● GIVEN TASK
For each line in the data below that holds "sorteringsstationen", return a copy.

● Dataset items
========================================================================

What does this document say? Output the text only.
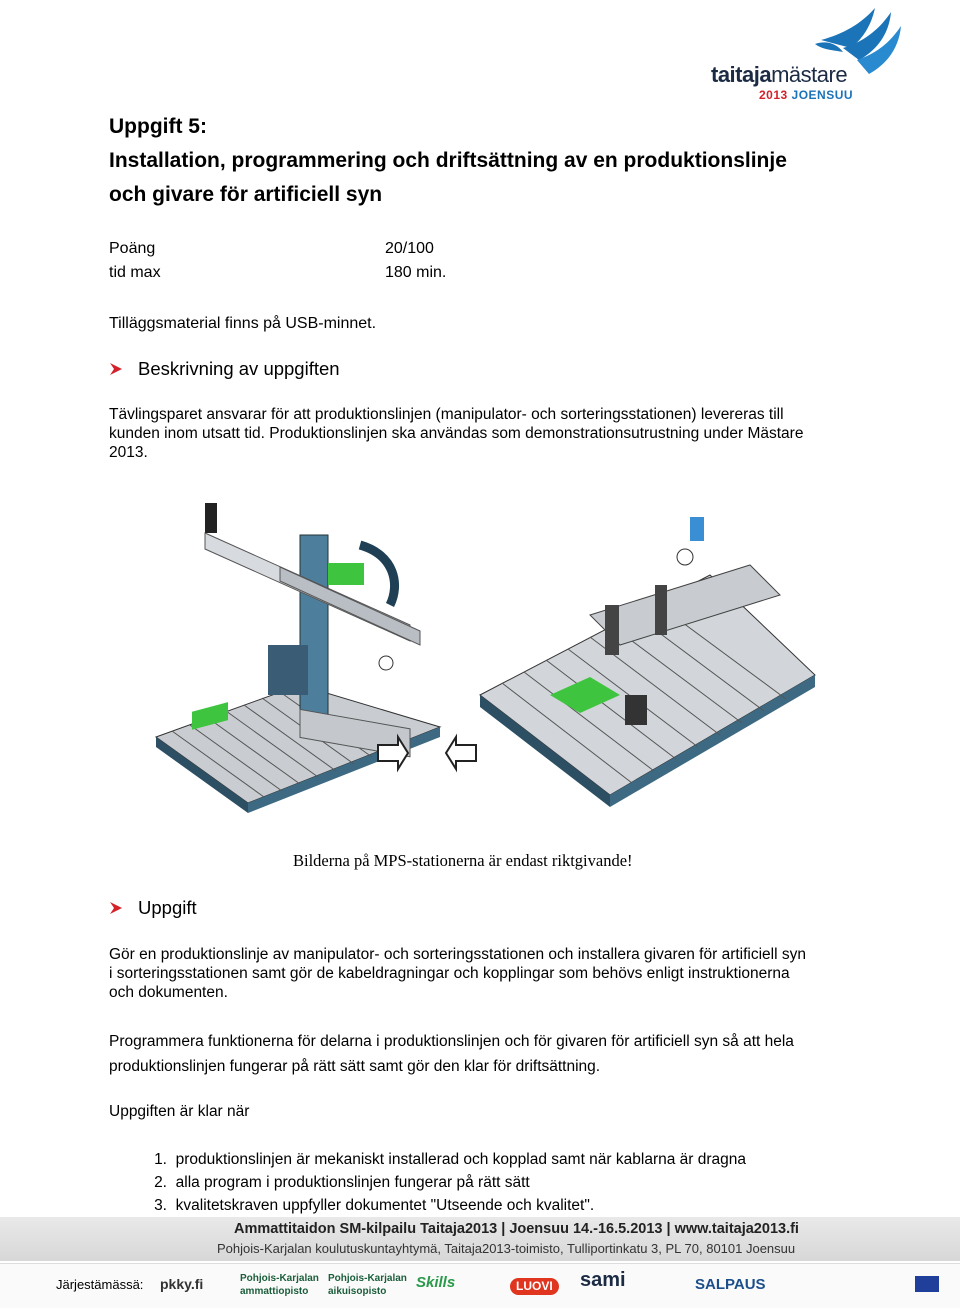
taitajamästare
2013 JOENSUU
Uppgift 5:
Installation, programmering och driftsättning av en produktionslinje
och givare för artificiell syn
Poäng	20/100
tid max	180 min.
Tilläggsmaterial finns på USB-minnet.
Beskrivning av uppgiften
Tävlingsparet ansvarar för att produktionslinjen (manipulator- och sorteringsstationen) levereras till
kunden inom utsatt tid. Produktionslinjen ska användas som demonstrationsutrustning under Mästare
2013.
Bilderna på MPS-stationerna är endast riktgivande!
Uppgift
Gör en produktionslinje av manipulator- och sorteringsstationen och installera givaren för artificiell syn
i sorteringsstationen samt gör de kabeldragningar och kopplingar som behövs enligt instruktionerna
och dokumenten.
Programmera funktionerna för delarna i produktionslinjen och för givaren för artificiell syn så att hela
produktionslinjen fungerar på rätt sätt samt gör den klar för driftsättning.
Uppgiften är klar när
1. produktionslinjen är mekaniskt installerad och kopplad samt när kablarna är dragna
2. alla program i produktionslinjen fungerar på rätt sätt
3. kvalitetskraven uppfyller dokumentet "Utseende och kvalitet".
Ammattitaidon SM-kilpailu Taitaja2013 | Joensuu 14.-16.5.2013 | www.taitaja2013.fi
Pohjois-Karjalan koulutuskuntayhtymä, Taitaja2013-toimisto, Tulliportinkatu 3, PL 70, 80101 Joensuu
Järjestämässä: pkky.fi	Pohjois-Karjalan ammattiopisto
Pohjois-Karjalan aikuisopisto
Skills	LUOVI	sami	SALPAUS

========================================================================

● SOLVED EXERCISE
Tävlingsparet ansvarar för att produktionslinjen (manipulator- och sorteringsstationen) levereras till
Gör en produktionslinje av manipulator- och sorteringsstationen och installera givaren för artificiell syn
i sorteringsstationen samt gör de kabeldragningar och kopplingar som behövs enligt instruktionerna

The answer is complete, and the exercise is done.